>> Start

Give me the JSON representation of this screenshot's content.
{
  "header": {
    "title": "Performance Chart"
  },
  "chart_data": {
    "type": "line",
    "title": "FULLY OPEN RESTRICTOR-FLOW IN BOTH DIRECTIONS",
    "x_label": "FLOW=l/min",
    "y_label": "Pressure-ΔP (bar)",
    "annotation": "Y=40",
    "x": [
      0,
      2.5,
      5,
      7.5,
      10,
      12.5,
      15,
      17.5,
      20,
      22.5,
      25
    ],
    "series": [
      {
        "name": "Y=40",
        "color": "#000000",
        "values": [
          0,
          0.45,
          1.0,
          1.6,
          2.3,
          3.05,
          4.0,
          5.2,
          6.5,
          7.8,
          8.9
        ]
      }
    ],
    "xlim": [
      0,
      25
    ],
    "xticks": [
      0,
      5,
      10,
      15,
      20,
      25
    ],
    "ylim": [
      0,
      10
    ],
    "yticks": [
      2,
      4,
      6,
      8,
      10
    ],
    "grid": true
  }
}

>> End

Task details: Repeat the material word for word, in full.

Result for this task:
Give me the JSON representation of this screenshot's content.
{
  "header": {
    "title": "Performance Chart"
  },
  "chart_data": {
    "type": "line",
    "title": "FULLY OPEN RESTRICTOR-FLOW IN BOTH DIRECTIONS",
    "x_label": "FLOW=l/min",
    "y_label": "Pressure-ΔP (bar)",
    "annotation": "Y=40",
    "x": [
      0,
      2.5,
      5,
      7.5,
      10,
      12.5,
      15,
      17.5,
      20,
      22.5,
      25
    ],
    "series": [
      {
        "name": "Y=40",
        "color": "#000000",
        "values": [
          0,
          0.45,
          1.0,
          1.6,
          2.3,
          3.05,
          4.0,
          5.2,
          6.5,
          7.8,
          8.9
        ]
      }
    ],
    "xlim": [
      0,
      25
    ],
    "xticks": [
      0,
      5,
      10,
      15,
      20,
      25
    ],
    "ylim": [
      0,
      10
    ],
    "yticks": [
      2,
      4,
      6,
      8,
      10
    ],
    "grid": true
  }
}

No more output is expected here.